EXERCISE DIRECTIONS - Count every line that holds the string "giỏi", then give that number alone.
------ EXTRACTED ENTRIES ------
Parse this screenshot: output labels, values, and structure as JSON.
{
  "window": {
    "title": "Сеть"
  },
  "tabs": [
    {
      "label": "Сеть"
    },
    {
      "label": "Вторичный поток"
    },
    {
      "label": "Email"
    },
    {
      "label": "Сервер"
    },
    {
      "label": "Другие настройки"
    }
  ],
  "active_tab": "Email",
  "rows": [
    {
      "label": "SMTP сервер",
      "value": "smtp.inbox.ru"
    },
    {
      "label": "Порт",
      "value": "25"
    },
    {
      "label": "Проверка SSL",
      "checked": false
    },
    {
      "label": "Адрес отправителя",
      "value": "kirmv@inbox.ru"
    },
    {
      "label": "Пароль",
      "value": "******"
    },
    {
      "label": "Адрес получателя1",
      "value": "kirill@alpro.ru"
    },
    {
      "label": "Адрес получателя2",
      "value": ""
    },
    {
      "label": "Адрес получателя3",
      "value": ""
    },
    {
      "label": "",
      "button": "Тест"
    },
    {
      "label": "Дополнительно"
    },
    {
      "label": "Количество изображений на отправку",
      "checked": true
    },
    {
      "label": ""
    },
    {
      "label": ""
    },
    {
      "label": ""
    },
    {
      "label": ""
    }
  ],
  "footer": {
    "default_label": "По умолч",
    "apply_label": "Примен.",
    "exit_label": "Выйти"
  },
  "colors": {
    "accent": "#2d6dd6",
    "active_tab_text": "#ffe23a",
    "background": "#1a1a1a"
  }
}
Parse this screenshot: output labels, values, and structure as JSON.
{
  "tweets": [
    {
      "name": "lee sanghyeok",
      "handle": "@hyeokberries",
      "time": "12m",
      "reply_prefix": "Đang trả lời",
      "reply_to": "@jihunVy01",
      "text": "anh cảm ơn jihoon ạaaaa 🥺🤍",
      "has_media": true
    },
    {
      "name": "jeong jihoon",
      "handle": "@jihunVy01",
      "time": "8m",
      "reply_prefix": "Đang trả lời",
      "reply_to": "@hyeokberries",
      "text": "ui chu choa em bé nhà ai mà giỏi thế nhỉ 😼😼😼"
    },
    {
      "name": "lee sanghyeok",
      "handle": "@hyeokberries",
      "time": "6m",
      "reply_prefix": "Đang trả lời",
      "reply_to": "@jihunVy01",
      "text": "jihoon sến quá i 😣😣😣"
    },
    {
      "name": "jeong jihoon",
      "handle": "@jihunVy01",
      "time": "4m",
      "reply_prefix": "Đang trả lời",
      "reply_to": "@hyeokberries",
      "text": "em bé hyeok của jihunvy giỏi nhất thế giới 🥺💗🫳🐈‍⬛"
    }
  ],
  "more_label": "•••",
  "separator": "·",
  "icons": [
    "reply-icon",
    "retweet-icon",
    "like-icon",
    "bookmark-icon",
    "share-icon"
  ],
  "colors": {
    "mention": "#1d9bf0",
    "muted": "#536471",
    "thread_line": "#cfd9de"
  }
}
------
TASK RESULT - 2